- **Written instruction**:
Copy each line containing the word "pine" from the records that follow, please.

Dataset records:
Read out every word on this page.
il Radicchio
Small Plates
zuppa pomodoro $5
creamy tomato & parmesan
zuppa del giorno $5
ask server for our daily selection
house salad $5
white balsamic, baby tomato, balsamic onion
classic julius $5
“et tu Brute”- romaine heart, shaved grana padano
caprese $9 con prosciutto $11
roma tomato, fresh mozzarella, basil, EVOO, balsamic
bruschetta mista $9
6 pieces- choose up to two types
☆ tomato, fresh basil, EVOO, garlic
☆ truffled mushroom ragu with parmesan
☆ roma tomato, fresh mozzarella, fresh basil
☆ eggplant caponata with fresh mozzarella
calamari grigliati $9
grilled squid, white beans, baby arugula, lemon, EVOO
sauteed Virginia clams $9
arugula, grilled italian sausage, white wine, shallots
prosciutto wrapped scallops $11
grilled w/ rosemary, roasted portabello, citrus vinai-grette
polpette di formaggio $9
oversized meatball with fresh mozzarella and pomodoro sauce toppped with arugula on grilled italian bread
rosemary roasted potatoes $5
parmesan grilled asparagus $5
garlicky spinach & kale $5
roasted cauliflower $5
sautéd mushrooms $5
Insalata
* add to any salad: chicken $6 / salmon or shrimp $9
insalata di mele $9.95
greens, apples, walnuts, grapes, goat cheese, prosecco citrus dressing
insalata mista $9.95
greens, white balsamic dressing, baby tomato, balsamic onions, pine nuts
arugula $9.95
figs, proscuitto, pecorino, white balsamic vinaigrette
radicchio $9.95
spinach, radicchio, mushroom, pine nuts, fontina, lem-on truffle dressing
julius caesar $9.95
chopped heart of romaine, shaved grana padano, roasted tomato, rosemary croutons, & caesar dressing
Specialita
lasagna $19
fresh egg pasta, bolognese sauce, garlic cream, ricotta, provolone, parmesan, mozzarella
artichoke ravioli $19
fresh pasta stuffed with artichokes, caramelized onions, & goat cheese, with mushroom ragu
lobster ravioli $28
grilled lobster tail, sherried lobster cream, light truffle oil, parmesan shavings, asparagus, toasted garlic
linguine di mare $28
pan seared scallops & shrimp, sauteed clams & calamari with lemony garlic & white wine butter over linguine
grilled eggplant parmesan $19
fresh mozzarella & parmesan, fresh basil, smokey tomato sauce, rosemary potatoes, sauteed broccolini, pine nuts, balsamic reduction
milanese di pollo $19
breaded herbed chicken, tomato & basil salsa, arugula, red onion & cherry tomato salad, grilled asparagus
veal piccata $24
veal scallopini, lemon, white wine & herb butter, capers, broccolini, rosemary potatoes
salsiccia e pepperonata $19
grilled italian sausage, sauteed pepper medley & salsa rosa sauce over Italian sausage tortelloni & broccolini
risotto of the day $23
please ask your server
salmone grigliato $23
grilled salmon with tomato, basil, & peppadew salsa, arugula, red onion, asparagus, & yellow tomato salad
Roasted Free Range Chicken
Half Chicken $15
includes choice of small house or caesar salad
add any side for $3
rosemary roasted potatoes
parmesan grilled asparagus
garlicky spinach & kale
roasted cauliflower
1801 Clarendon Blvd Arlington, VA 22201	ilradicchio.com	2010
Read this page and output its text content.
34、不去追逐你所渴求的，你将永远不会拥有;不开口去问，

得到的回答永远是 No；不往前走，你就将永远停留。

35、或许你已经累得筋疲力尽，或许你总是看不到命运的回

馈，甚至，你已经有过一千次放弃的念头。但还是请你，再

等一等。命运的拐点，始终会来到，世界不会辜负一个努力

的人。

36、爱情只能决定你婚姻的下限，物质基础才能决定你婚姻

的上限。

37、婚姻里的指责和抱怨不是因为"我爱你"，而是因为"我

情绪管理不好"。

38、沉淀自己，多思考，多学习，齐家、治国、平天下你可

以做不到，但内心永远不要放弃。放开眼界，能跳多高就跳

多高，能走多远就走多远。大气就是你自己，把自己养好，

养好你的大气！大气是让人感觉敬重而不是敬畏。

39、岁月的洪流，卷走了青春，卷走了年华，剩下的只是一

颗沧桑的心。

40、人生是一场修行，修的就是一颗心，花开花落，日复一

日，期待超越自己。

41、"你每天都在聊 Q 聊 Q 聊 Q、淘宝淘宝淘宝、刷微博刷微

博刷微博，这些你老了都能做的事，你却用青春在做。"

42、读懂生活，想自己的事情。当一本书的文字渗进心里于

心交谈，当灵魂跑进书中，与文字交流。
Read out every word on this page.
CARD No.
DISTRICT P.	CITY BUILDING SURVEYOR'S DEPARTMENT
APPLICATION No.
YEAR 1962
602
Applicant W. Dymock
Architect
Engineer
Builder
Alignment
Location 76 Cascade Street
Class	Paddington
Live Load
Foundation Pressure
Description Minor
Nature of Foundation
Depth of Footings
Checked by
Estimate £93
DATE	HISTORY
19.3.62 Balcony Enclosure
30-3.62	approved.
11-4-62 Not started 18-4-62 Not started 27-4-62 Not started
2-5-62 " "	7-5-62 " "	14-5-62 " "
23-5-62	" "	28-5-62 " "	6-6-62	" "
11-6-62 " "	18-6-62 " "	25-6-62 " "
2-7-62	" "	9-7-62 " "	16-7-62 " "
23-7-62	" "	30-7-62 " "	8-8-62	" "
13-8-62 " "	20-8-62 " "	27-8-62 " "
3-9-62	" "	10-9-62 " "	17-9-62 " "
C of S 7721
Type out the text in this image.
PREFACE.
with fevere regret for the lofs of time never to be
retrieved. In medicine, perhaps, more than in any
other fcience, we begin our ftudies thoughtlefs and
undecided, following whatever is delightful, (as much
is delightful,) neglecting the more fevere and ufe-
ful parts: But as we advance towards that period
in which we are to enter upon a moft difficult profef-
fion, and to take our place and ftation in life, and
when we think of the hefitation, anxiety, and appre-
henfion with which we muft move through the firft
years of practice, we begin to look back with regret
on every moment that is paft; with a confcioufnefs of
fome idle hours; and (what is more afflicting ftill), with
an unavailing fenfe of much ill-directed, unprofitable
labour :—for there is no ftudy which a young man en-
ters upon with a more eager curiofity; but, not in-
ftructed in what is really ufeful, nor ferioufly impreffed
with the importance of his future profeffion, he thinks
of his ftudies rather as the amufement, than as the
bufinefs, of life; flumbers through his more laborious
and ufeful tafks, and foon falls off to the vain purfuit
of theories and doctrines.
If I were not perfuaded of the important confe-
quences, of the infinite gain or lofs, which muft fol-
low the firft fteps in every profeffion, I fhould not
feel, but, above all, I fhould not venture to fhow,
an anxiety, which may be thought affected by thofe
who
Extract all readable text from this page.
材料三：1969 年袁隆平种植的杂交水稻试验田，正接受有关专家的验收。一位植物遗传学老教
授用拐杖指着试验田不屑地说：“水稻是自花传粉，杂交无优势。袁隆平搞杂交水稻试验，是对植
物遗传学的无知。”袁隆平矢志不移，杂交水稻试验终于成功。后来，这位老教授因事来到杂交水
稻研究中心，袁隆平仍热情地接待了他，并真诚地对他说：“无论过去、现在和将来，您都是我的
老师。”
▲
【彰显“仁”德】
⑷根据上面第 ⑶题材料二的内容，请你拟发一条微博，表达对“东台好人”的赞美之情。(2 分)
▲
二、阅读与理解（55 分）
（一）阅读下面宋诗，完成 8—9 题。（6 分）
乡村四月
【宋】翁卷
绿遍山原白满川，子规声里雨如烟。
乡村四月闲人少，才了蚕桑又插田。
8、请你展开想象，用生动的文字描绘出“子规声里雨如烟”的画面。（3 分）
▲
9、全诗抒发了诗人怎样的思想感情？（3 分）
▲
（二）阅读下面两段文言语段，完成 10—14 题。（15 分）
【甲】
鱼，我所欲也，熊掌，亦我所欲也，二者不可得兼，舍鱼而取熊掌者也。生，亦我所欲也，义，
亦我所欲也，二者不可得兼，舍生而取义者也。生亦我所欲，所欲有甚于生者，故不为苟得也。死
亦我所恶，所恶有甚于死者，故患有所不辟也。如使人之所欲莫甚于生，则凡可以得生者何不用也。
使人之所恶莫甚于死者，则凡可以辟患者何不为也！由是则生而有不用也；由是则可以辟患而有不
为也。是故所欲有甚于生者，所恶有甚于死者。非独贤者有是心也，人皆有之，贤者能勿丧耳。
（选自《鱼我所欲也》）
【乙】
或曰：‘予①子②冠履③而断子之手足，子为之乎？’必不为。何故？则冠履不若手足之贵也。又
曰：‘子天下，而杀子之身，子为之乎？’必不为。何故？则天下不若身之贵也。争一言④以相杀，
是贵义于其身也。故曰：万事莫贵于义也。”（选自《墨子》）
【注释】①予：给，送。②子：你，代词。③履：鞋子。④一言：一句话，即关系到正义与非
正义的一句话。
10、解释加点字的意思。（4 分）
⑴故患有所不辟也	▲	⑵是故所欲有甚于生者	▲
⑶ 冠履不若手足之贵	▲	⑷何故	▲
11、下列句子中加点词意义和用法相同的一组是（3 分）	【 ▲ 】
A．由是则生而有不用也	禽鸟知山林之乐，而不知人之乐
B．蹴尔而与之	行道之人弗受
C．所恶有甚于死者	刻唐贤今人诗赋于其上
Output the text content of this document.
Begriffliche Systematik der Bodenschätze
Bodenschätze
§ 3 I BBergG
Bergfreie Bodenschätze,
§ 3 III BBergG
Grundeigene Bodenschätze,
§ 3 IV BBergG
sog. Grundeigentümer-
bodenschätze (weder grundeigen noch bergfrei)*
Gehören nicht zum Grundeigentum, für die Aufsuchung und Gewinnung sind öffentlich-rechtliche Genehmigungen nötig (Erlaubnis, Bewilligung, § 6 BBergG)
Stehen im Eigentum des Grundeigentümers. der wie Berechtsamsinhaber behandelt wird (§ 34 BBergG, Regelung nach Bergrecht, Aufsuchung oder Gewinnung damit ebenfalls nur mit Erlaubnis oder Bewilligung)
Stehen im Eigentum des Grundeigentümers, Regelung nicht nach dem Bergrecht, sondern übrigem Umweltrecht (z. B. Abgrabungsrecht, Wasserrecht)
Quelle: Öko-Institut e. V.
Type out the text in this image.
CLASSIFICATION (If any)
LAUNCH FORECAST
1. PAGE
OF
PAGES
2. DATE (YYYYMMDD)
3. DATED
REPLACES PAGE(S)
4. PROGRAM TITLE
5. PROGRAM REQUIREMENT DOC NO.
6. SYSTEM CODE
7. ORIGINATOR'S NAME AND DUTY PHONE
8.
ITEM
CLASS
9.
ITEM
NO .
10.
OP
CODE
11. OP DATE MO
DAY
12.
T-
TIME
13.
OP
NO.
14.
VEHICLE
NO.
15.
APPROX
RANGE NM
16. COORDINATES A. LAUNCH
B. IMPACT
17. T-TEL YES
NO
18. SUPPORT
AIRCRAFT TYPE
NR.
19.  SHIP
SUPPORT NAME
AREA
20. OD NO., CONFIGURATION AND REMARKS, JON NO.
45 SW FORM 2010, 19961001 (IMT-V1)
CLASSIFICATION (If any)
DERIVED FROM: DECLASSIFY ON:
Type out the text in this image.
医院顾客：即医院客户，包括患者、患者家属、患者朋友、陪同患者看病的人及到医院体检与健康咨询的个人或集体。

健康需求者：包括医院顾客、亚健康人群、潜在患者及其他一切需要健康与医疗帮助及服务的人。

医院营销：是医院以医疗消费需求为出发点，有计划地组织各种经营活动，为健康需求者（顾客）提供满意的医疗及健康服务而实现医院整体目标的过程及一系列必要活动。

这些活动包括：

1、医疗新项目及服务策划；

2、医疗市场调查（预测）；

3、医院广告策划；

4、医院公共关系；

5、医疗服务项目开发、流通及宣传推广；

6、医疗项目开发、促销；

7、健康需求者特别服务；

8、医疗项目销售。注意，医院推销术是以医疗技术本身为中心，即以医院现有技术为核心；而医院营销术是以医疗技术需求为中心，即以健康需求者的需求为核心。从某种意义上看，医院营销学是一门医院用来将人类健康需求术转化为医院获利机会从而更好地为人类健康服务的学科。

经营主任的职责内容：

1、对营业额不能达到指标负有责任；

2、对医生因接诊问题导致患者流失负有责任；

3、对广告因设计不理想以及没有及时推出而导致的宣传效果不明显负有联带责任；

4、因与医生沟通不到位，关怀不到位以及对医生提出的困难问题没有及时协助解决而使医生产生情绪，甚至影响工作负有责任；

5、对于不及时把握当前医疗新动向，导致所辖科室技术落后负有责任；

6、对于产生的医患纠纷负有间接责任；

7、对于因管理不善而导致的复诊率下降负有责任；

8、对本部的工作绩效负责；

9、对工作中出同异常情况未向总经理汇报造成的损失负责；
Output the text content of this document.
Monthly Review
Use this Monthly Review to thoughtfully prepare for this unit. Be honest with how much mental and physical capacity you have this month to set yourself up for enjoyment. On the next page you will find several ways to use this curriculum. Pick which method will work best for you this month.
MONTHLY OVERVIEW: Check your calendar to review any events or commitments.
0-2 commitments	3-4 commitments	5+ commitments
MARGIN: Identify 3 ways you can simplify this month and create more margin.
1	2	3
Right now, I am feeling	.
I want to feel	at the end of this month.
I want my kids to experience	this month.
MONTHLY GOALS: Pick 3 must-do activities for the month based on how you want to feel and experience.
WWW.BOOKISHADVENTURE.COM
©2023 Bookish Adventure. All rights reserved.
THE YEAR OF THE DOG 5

- **The answer**:
greens, white balsamic dressing, baby tomato, balsamic onions, pine nuts
spinach, radicchio, mushroom, pine nuts, fontina, lem-on truffle dressing
fresh mozzarella & parmesan, fresh basil, smokey tomato sauce, rosemary potatoes, sauteed broccolini, pine nuts, balsamic reduction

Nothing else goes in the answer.